## Record set
--------------------
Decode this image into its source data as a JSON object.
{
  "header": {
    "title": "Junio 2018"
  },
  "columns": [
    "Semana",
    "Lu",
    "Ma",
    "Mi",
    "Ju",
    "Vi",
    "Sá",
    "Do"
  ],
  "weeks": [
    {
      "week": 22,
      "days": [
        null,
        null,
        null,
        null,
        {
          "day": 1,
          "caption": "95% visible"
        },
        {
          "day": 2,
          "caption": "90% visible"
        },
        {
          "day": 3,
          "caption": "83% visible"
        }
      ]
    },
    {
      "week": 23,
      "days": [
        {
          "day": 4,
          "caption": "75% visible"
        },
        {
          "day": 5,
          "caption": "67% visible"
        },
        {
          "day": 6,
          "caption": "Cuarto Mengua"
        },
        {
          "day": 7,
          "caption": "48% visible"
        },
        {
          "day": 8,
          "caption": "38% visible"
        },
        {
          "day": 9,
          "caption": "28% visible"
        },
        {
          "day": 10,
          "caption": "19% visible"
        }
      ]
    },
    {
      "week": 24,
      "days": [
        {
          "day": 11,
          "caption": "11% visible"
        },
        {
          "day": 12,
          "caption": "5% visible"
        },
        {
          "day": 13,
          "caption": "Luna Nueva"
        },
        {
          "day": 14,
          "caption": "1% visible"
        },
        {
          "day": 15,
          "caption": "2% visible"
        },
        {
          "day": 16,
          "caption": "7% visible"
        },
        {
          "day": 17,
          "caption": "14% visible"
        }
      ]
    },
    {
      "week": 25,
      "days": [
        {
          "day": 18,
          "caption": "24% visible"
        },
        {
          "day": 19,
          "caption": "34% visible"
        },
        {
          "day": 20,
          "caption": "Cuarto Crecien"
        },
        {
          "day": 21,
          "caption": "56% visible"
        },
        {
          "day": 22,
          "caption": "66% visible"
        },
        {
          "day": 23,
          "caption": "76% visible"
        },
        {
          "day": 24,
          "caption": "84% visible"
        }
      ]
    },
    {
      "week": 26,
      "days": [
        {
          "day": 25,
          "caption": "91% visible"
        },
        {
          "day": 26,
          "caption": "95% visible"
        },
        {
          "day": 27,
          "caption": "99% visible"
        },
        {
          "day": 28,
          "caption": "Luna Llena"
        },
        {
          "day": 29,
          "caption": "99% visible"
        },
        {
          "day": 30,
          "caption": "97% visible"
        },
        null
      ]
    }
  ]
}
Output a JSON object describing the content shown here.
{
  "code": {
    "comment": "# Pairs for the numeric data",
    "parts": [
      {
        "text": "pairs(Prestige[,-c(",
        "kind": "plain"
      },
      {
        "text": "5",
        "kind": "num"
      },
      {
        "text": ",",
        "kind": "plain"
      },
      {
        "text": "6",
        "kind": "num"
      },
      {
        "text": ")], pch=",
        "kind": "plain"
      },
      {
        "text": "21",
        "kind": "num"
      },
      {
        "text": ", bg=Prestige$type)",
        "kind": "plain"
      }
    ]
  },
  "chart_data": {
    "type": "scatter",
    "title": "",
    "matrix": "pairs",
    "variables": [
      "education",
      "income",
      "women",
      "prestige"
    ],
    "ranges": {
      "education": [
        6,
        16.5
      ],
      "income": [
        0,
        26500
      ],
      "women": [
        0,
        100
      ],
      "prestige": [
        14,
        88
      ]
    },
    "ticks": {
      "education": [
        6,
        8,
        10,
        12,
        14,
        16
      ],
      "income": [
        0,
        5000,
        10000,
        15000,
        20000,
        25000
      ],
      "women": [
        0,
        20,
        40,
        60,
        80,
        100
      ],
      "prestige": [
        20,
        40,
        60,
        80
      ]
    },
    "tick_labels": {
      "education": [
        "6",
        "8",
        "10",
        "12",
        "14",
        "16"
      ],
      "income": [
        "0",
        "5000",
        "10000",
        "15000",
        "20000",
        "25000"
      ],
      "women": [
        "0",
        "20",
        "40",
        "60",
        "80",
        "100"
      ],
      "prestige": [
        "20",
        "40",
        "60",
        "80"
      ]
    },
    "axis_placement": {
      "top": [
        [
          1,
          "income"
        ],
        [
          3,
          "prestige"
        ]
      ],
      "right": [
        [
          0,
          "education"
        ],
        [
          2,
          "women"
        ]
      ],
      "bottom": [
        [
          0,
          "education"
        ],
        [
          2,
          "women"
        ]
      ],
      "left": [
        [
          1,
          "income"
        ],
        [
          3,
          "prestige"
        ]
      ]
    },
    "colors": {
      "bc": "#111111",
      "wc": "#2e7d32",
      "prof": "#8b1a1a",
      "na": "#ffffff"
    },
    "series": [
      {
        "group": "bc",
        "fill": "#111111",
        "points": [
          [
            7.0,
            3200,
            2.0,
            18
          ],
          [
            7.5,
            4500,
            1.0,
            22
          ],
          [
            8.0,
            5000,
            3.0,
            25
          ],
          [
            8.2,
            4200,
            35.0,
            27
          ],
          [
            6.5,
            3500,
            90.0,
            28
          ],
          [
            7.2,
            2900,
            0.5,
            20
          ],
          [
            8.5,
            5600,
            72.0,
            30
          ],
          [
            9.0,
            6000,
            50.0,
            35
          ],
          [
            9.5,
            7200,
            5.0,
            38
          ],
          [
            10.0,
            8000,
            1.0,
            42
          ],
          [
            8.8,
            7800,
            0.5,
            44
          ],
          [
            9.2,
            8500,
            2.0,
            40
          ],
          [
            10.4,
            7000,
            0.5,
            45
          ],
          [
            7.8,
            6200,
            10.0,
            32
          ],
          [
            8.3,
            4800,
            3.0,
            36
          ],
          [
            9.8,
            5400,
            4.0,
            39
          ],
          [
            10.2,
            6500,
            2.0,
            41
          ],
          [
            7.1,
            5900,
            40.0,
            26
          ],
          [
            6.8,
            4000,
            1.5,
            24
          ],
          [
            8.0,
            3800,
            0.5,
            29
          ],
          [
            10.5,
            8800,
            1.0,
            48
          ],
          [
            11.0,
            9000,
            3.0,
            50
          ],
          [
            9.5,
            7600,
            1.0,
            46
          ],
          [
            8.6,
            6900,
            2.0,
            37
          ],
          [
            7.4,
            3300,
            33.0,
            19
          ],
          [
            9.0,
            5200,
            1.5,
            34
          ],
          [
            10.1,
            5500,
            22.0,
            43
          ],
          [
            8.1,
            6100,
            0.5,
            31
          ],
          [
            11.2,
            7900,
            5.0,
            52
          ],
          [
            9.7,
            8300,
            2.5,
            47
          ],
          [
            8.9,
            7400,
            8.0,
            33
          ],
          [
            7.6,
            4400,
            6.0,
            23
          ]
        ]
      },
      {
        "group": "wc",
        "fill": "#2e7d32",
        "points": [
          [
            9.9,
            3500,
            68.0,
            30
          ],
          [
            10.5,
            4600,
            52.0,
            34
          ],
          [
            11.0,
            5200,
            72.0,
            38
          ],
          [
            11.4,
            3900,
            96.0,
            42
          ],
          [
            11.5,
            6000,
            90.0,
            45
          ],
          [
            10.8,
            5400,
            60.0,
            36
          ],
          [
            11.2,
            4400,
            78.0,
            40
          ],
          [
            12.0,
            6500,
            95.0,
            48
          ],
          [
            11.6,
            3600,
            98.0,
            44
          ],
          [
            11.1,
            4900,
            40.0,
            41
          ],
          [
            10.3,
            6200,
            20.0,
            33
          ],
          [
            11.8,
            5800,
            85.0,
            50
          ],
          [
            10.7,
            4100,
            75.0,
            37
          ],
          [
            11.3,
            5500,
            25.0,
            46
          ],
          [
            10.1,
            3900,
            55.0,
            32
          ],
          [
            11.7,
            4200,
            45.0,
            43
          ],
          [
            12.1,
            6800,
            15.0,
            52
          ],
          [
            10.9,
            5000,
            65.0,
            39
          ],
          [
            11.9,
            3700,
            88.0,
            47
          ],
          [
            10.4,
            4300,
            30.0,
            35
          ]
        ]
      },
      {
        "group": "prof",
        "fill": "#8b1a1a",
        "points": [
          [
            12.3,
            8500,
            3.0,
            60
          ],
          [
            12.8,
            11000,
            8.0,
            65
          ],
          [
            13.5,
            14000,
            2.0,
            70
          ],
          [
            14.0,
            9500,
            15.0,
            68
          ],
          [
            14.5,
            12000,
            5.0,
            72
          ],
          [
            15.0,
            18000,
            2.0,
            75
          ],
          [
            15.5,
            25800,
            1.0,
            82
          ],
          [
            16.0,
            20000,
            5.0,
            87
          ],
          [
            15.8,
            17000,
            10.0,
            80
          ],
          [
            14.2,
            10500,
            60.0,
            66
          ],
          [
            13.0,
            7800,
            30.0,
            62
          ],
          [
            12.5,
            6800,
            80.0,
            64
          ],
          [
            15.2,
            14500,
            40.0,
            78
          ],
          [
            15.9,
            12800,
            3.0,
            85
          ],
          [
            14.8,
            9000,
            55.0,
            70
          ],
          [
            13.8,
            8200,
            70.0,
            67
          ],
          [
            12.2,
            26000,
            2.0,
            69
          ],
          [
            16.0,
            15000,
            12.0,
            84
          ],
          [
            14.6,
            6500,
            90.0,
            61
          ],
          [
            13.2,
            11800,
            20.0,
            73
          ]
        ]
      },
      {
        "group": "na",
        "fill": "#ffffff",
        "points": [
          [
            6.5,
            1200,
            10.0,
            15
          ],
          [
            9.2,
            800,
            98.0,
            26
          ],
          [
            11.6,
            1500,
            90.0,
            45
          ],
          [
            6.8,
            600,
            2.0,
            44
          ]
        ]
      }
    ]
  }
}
--------------------
## Work to complete
Collect from the data above every line that includes "object".

## Written response
Decode this image into its source data as a JSON object.
Output a JSON object describing the content shown here.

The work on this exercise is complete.